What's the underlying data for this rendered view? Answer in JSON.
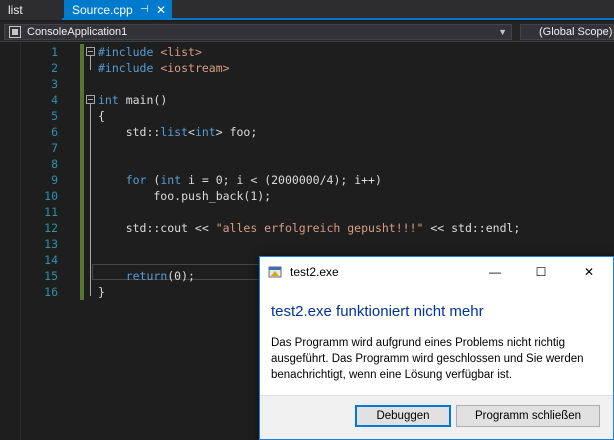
{
  "tabs": {
    "list_label": "list",
    "active_label": "Source.cpp",
    "pin_glyph": "⊣",
    "close_glyph": "✕"
  },
  "navbar": {
    "project": "ConsoleApplication1",
    "scope": "(Global Scope)"
  },
  "editor": {
    "line_numbers": [
      "1",
      "2",
      "3",
      "4",
      "5",
      "6",
      "7",
      "8",
      "9",
      "10",
      "11",
      "12",
      "13",
      "14",
      "15",
      "16"
    ]
  },
  "dialog": {
    "title": "test2.exe",
    "heading": "test2.exe funktioniert nicht mehr",
    "message": "Das Programm wird aufgrund eines Problems nicht richtig ausgeführt. Das Programm wird geschlossen und Sie werden benachrichtigt, wenn eine Lösung verfügbar ist.",
    "debug_label": "Debuggen",
    "close_program_label": "Programm schließen",
    "minimize_glyph": "—",
    "maximize_glyph": "☐",
    "close_glyph": "✕"
  },
  "colors": {
    "accent": "#007acc",
    "keyword": "#569cd6",
    "string": "#d69d85",
    "line_number": "#2b91af",
    "dialog_heading": "#003399"
  }
}
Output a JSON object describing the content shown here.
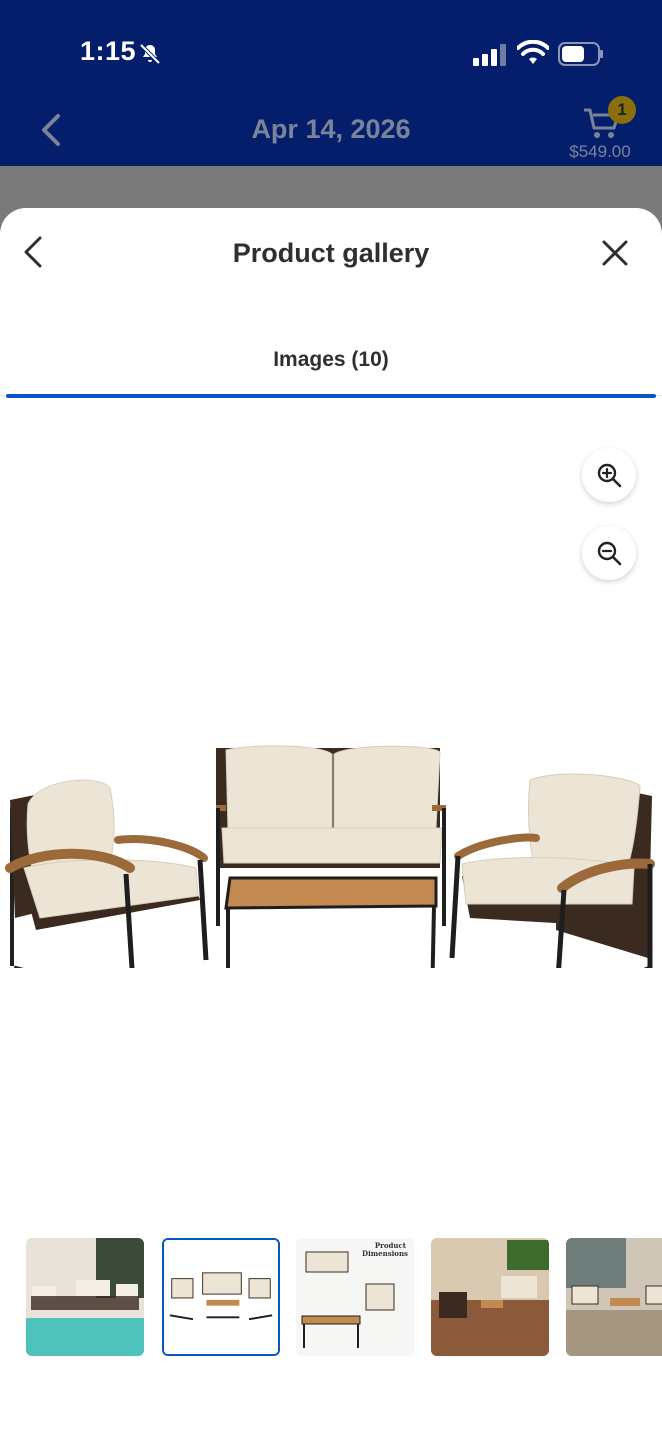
{
  "status_bar": {
    "time": "1:15"
  },
  "header": {
    "date": "Apr 14, 2026",
    "cart_count": "1",
    "cart_total": "$549.00"
  },
  "sheet": {
    "title": "Product gallery"
  },
  "tabs": [
    {
      "label": "Images (10)",
      "selected": true
    }
  ],
  "thumbnails": [
    {
      "description_icon": "image",
      "selected": false
    },
    {
      "description_icon": "image",
      "selected": true
    },
    {
      "description_icon": "image",
      "selected": false,
      "overlay_text": "Product Dimensions"
    },
    {
      "description_icon": "image",
      "selected": false
    },
    {
      "description_icon": "image",
      "selected": false
    }
  ],
  "colors": {
    "brand_navy": "#041e6c",
    "accent_blue": "#0a53c4",
    "cart_badge": "#8a6f0a"
  }
}
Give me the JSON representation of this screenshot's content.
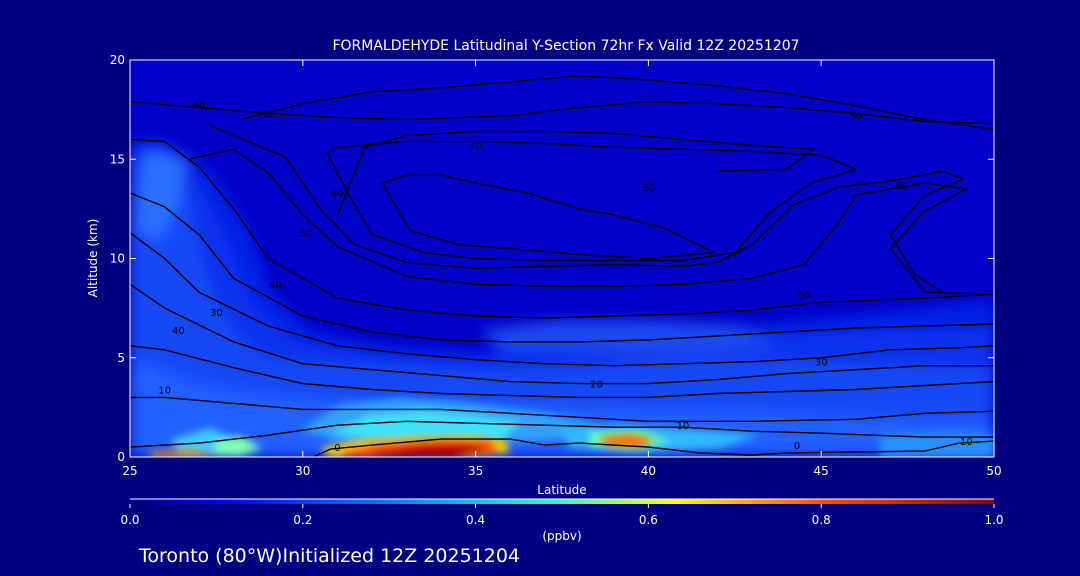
{
  "title": "FORMALDEHYDE Latitudinal Y-Section 72hr  Fx Valid 12Z 20251207",
  "footer": "Toronto (80°W)Initialized 12Z 20251204",
  "colors": {
    "background": "#000080",
    "axes": "#ffffff",
    "contour": "#000000"
  },
  "chart_data": {
    "type": "heatmap",
    "xlabel": "Latitude",
    "ylabel": "Altitude (km)",
    "xlim": [
      25,
      50
    ],
    "ylim": [
      0,
      20
    ],
    "x_ticks": [
      "25",
      "30",
      "35",
      "40",
      "45",
      "50"
    ],
    "y_ticks": [
      "0",
      "5",
      "10",
      "15",
      "20"
    ],
    "colorbar": {
      "label": "(ppbv)",
      "range": [
        0.0,
        1.0
      ],
      "ticks": [
        "0.0",
        "0.2",
        "0.4",
        "0.6",
        "0.8",
        "1.0"
      ],
      "colormap": "jet"
    },
    "contours": {
      "lines": [
        {
          "level": 0,
          "points": [
            [
              30.3,
              0
            ],
            [
              30.8,
              0.4
            ],
            [
              32,
              0.6
            ],
            [
              34,
              0.9
            ],
            [
              36,
              0.9
            ],
            [
              37,
              0.6
            ],
            [
              38,
              0.7
            ],
            [
              40,
              0.5
            ],
            [
              41.5,
              0.2
            ],
            [
              43,
              0.1
            ],
            [
              44,
              0.2
            ],
            [
              48,
              0.3
            ],
            [
              49,
              0.7
            ],
            [
              50,
              0.8
            ]
          ]
        },
        {
          "level": 10,
          "points": [
            [
              25,
              0.5
            ],
            [
              27,
              0.7
            ],
            [
              29,
              1.1
            ],
            [
              31,
              1.6
            ],
            [
              33,
              1.8
            ],
            [
              35,
              1.7
            ],
            [
              37,
              1.6
            ],
            [
              39,
              1.5
            ],
            [
              41,
              1.5
            ],
            [
              43,
              1.3
            ],
            [
              45,
              1.2
            ],
            [
              48,
              1.0
            ],
            [
              50,
              1.0
            ]
          ]
        },
        {
          "level": 10,
          "points": [
            [
              25,
              3.0
            ],
            [
              26,
              3.0
            ],
            [
              28,
              2.7
            ],
            [
              30,
              2.4
            ],
            [
              32,
              2.4
            ],
            [
              34,
              2.4
            ],
            [
              36,
              2.2
            ],
            [
              38,
              2.0
            ],
            [
              40,
              1.8
            ],
            [
              43,
              1.8
            ],
            [
              46,
              1.9
            ],
            [
              48,
              2.2
            ],
            [
              50,
              2.3
            ]
          ]
        },
        {
          "level": 20,
          "points": [
            [
              25,
              5.6
            ],
            [
              26,
              5.4
            ],
            [
              28,
              4.5
            ],
            [
              30,
              3.7
            ],
            [
              32,
              3.4
            ],
            [
              34,
              3.2
            ],
            [
              36,
              3.1
            ],
            [
              38,
              3.0
            ],
            [
              40,
              3.0
            ],
            [
              42,
              3.2
            ],
            [
              44,
              3.3
            ],
            [
              46,
              3.4
            ],
            [
              48,
              3.6
            ],
            [
              50,
              3.8
            ]
          ]
        },
        {
          "level": 20,
          "points": [
            [
              25,
              8.7
            ],
            [
              26,
              7.5
            ],
            [
              28,
              5.8
            ],
            [
              30,
              4.7
            ],
            [
              32,
              4.4
            ],
            [
              34,
              4.1
            ],
            [
              36,
              3.8
            ],
            [
              38,
              3.7
            ],
            [
              40,
              3.7
            ],
            [
              42,
              3.9
            ],
            [
              44,
              4.2
            ],
            [
              46,
              4.4
            ],
            [
              48,
              4.6
            ],
            [
              50,
              4.6
            ]
          ]
        },
        {
          "level": 30,
          "points": [
            [
              25,
              11.3
            ],
            [
              26,
              10.0
            ],
            [
              27,
              8.3
            ],
            [
              29,
              6.6
            ],
            [
              31,
              5.6
            ],
            [
              33,
              5.2
            ],
            [
              35,
              4.9
            ],
            [
              37,
              4.7
            ],
            [
              39,
              4.6
            ],
            [
              41,
              4.7
            ],
            [
              43,
              4.8
            ],
            [
              45,
              5.0
            ],
            [
              47,
              5.4
            ],
            [
              49,
              5.5
            ],
            [
              50,
              5.6
            ]
          ]
        },
        {
          "level": 30,
          "points": [
            [
              25,
              13.3
            ],
            [
              26,
              12.6
            ],
            [
              27,
              11.2
            ],
            [
              28,
              9.0
            ],
            [
              30,
              7.1
            ],
            [
              32,
              6.3
            ],
            [
              34,
              5.9
            ],
            [
              36,
              5.8
            ],
            [
              38,
              5.8
            ],
            [
              40,
              5.9
            ],
            [
              42,
              6.1
            ],
            [
              44,
              6.3
            ],
            [
              46,
              6.5
            ],
            [
              48,
              6.6
            ],
            [
              50,
              6.7
            ]
          ]
        },
        {
          "level": 40,
          "points": [
            [
              25,
              16.0
            ],
            [
              26,
              15.9
            ],
            [
              27,
              14.6
            ],
            [
              28,
              12.5
            ],
            [
              29,
              10.0
            ],
            [
              31,
              8.0
            ],
            [
              33,
              7.4
            ],
            [
              35,
              7.1
            ],
            [
              37,
              7.0
            ],
            [
              39,
              7.1
            ],
            [
              41,
              7.2
            ],
            [
              43,
              7.4
            ],
            [
              45,
              7.8
            ],
            [
              48,
              8.0
            ],
            [
              50,
              8.2
            ]
          ]
        },
        {
          "level": 40,
          "points": [
            [
              26.7,
              15.0
            ],
            [
              28,
              15.5
            ],
            [
              29,
              14.3
            ],
            [
              30,
              12.2
            ],
            [
              31,
              10.6
            ],
            [
              33,
              9.1
            ],
            [
              35,
              8.7
            ],
            [
              37,
              8.6
            ],
            [
              39,
              8.6
            ],
            [
              41,
              8.7
            ],
            [
              43,
              9.0
            ],
            [
              44.5,
              9.7
            ],
            [
              45.5,
              11.8
            ],
            [
              46,
              13.2
            ],
            [
              47,
              13.5
            ],
            [
              48,
              13.8
            ],
            [
              49.2,
              13.5
            ],
            [
              48,
              12.4
            ],
            [
              47,
              10.5
            ],
            [
              48,
              8.3
            ],
            [
              50,
              8.2
            ]
          ]
        },
        {
          "level": 40,
          "points": [
            [
              25,
              17.9
            ],
            [
              27,
              17.6
            ],
            [
              29,
              17.3
            ],
            [
              31,
              17.1
            ],
            [
              33,
              17.0
            ],
            [
              36,
              17.2
            ],
            [
              38,
              17.6
            ],
            [
              40,
              17.9
            ],
            [
              42,
              17.8
            ],
            [
              44,
              17.6
            ],
            [
              46,
              17.3
            ],
            [
              48,
              16.9
            ],
            [
              50,
              16.8
            ]
          ]
        },
        {
          "level": 50,
          "points": [
            [
              27.3,
              16.7
            ],
            [
              28,
              16.2
            ],
            [
              29.5,
              15.1
            ],
            [
              30.5,
              12.5
            ],
            [
              31.5,
              10.7
            ],
            [
              33,
              9.8
            ],
            [
              35,
              9.5
            ],
            [
              37,
              9.6
            ],
            [
              39,
              9.7
            ],
            [
              41,
              9.6
            ],
            [
              42,
              9.8
            ],
            [
              43,
              10.7
            ],
            [
              44.2,
              12.7
            ],
            [
              45.5,
              13.6
            ],
            [
              47,
              13.9
            ],
            [
              48.5,
              14.4
            ],
            [
              49.1,
              14.0
            ],
            [
              48,
              13.2
            ],
            [
              47,
              11.2
            ],
            [
              47.7,
              9.2
            ],
            [
              48.5,
              8.3
            ]
          ]
        },
        {
          "level": 50,
          "points": [
            [
              30.7,
              15.3
            ],
            [
              31.3,
              13.3
            ],
            [
              32,
              11.2
            ],
            [
              33.5,
              10.3
            ],
            [
              35,
              10.0
            ],
            [
              37,
              9.9
            ],
            [
              39,
              9.9
            ],
            [
              41,
              9.9
            ],
            [
              42.5,
              10.3
            ],
            [
              43.5,
              12.3
            ],
            [
              44.7,
              13.8
            ],
            [
              46,
              14.5
            ],
            [
              45,
              15.2
            ],
            [
              43,
              15.4
            ],
            [
              41,
              15.5
            ],
            [
              39,
              15.6
            ],
            [
              37,
              15.8
            ],
            [
              35,
              15.9
            ],
            [
              33,
              15.9
            ],
            [
              31,
              15.6
            ],
            [
              30.7,
              15.3
            ]
          ]
        },
        {
          "level": 50,
          "points": [
            [
              28.2,
              17.0
            ],
            [
              30,
              17.8
            ],
            [
              32,
              18.4
            ],
            [
              34,
              18.6
            ],
            [
              36,
              18.9
            ],
            [
              38,
              19.2
            ],
            [
              40,
              19.0
            ],
            [
              42,
              18.7
            ],
            [
              44,
              18.3
            ],
            [
              46,
              17.7
            ],
            [
              48,
              17.0
            ],
            [
              50,
              16.5
            ]
          ]
        },
        {
          "level": 60,
          "points": [
            [
              32.3,
              13.8
            ],
            [
              33.1,
              11.4
            ],
            [
              34.5,
              10.7
            ],
            [
              36,
              10.5
            ],
            [
              38,
              10.2
            ],
            [
              40,
              10.0
            ],
            [
              41.9,
              10.3
            ],
            [
              40.5,
              11.5
            ],
            [
              39,
              12.2
            ],
            [
              38,
              12.5
            ],
            [
              36.5,
              13.3
            ],
            [
              35,
              13.8
            ],
            [
              34,
              14.2
            ],
            [
              33,
              14.2
            ],
            [
              32.3,
              13.8
            ]
          ]
        },
        {
          "level": 60,
          "points": [
            [
              31,
              12.2
            ],
            [
              31.8,
              15.6
            ],
            [
              33,
              16.2
            ],
            [
              35,
              16.4
            ],
            [
              37,
              16.4
            ],
            [
              39,
              16.3
            ],
            [
              41,
              16.0
            ],
            [
              43,
              15.7
            ],
            [
              44.8,
              15.5
            ],
            [
              44,
              14.5
            ],
            [
              42,
              14.4
            ]
          ]
        }
      ],
      "labels": [
        {
          "text": "0",
          "x": 31.0,
          "y": 0.5
        },
        {
          "text": "0",
          "x": 44.3,
          "y": 0.6
        },
        {
          "text": "10",
          "x": 26.0,
          "y": 3.4
        },
        {
          "text": "10",
          "x": 41.0,
          "y": 1.6
        },
        {
          "text": "10",
          "x": 49.2,
          "y": 0.8
        },
        {
          "text": "20",
          "x": 38.5,
          "y": 3.7
        },
        {
          "text": "30",
          "x": 45.0,
          "y": 4.8
        },
        {
          "text": "30",
          "x": 27.5,
          "y": 7.3
        },
        {
          "text": "40",
          "x": 29.2,
          "y": 8.7
        },
        {
          "text": "40",
          "x": 26.4,
          "y": 6.4
        },
        {
          "text": "40",
          "x": 35.0,
          "y": 15.7
        },
        {
          "text": "40",
          "x": 47.3,
          "y": 13.7
        },
        {
          "text": "40",
          "x": 27.0,
          "y": 17.8
        },
        {
          "text": "50",
          "x": 29.0,
          "y": 17.3
        },
        {
          "text": "50",
          "x": 44.5,
          "y": 8.2
        },
        {
          "text": "50",
          "x": 30.1,
          "y": 11.3
        },
        {
          "text": "50",
          "x": 40.0,
          "y": 13.6
        },
        {
          "text": "50",
          "x": 46.0,
          "y": 17.2
        },
        {
          "text": "60",
          "x": 31.0,
          "y": 13.3
        }
      ]
    }
  }
}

····················

§ What to do: Which lines above hold the word "this"? Copy each of them.

§ Full solution:
What's the underlying data for this rendered view? Answer in JSON.
Give me the JSON representation of this screenshot's content.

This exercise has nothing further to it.